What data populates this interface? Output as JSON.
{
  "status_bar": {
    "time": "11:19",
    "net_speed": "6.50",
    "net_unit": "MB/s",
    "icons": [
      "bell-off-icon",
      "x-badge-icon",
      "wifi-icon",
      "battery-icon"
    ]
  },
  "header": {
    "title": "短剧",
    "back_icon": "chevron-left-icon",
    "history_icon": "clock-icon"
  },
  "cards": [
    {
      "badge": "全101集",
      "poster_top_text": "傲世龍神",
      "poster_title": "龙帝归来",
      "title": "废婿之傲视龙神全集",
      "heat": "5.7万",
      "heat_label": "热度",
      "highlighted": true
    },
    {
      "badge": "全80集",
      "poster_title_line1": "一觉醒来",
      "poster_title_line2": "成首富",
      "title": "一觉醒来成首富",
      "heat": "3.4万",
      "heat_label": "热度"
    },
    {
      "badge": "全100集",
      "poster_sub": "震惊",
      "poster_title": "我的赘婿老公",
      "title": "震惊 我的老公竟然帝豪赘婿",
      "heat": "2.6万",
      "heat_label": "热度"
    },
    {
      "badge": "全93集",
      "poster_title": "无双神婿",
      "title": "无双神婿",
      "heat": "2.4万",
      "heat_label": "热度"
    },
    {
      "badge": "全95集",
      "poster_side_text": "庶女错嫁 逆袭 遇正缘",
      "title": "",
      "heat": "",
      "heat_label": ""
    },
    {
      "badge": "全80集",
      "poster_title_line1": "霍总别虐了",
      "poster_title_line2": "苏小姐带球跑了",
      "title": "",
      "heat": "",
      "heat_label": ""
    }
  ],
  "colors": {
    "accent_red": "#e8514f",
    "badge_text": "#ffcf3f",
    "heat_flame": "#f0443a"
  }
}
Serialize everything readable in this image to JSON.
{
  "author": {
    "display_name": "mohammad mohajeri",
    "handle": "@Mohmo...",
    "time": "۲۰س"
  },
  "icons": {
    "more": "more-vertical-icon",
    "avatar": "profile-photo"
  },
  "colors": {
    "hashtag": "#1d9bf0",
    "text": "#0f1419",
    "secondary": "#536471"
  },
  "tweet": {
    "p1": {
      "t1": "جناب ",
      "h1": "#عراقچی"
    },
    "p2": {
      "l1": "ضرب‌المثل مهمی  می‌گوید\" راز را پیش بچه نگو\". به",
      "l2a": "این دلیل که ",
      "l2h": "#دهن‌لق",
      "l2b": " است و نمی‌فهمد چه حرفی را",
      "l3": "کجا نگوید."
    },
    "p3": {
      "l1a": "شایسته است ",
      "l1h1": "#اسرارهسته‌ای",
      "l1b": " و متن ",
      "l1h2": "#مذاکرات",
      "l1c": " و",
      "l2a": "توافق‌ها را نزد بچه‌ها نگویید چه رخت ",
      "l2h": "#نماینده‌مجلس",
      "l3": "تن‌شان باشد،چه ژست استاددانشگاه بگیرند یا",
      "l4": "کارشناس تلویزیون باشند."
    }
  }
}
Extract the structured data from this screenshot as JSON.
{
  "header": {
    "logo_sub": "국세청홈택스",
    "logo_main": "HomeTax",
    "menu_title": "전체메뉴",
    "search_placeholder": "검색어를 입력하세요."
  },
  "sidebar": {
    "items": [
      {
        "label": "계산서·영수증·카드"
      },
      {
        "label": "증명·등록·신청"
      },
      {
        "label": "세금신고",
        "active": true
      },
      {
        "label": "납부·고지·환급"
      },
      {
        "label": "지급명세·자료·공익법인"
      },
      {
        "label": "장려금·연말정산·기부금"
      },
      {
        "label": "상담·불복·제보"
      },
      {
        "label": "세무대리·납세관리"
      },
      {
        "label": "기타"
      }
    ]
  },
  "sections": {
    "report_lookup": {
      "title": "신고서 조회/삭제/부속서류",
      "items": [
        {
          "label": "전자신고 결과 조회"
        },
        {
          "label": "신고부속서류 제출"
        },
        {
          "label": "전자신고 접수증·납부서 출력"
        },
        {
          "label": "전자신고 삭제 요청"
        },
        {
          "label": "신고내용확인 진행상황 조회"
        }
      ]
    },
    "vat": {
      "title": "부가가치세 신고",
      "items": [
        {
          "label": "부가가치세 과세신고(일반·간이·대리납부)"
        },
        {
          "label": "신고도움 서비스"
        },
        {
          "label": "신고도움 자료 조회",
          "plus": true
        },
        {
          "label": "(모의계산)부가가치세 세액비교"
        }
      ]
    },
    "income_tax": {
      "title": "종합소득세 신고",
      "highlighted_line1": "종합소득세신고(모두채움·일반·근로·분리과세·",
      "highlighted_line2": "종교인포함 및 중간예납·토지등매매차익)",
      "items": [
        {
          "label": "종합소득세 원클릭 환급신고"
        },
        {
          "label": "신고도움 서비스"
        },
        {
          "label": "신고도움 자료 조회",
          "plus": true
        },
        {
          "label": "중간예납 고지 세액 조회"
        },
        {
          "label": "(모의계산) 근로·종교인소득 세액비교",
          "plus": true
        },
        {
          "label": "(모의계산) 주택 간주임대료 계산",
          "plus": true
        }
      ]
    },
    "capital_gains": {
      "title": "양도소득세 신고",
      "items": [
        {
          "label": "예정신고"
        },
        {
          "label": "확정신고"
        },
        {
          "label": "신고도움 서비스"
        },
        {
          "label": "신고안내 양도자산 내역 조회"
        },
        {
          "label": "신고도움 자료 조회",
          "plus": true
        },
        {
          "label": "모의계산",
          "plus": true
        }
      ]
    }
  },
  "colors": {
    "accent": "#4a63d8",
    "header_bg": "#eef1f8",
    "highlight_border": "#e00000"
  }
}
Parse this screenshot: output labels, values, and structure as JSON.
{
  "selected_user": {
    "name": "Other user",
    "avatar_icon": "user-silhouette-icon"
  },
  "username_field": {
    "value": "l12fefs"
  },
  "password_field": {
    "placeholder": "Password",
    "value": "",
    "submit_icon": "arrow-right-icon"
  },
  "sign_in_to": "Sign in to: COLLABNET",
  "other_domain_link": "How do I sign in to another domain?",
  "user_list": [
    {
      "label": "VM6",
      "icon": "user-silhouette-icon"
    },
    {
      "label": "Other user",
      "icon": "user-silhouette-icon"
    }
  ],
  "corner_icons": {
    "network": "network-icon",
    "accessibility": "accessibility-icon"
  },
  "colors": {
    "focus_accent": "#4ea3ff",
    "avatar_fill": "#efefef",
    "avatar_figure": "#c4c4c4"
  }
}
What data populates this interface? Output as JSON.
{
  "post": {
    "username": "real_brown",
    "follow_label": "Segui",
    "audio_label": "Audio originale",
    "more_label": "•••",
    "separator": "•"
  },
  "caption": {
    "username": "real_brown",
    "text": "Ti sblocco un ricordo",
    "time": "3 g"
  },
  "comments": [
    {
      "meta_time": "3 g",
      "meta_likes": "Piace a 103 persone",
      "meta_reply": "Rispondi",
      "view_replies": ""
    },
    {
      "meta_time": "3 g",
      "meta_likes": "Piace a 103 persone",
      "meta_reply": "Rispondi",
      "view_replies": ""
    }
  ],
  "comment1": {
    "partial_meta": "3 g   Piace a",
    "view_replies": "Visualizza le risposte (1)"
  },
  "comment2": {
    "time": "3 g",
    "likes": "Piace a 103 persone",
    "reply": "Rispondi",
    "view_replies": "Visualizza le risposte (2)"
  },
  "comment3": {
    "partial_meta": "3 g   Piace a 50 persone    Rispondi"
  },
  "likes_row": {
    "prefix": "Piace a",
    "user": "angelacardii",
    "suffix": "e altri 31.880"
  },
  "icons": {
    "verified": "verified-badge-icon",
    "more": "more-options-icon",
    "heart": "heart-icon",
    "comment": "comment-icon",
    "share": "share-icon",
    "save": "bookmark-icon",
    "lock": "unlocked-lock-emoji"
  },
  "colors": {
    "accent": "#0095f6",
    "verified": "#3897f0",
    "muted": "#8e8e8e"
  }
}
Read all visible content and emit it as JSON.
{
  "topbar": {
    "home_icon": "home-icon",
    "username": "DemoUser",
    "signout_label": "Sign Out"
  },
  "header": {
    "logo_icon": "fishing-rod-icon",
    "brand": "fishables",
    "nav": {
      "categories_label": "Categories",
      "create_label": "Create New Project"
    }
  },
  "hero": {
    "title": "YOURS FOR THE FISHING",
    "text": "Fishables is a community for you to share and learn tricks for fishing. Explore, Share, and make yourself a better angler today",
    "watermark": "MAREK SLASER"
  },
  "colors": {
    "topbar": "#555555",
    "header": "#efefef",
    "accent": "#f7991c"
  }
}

________________________

Exercise details: Tell how many lines hold the string "share", giving the number and nothing else.

Result of this task: 2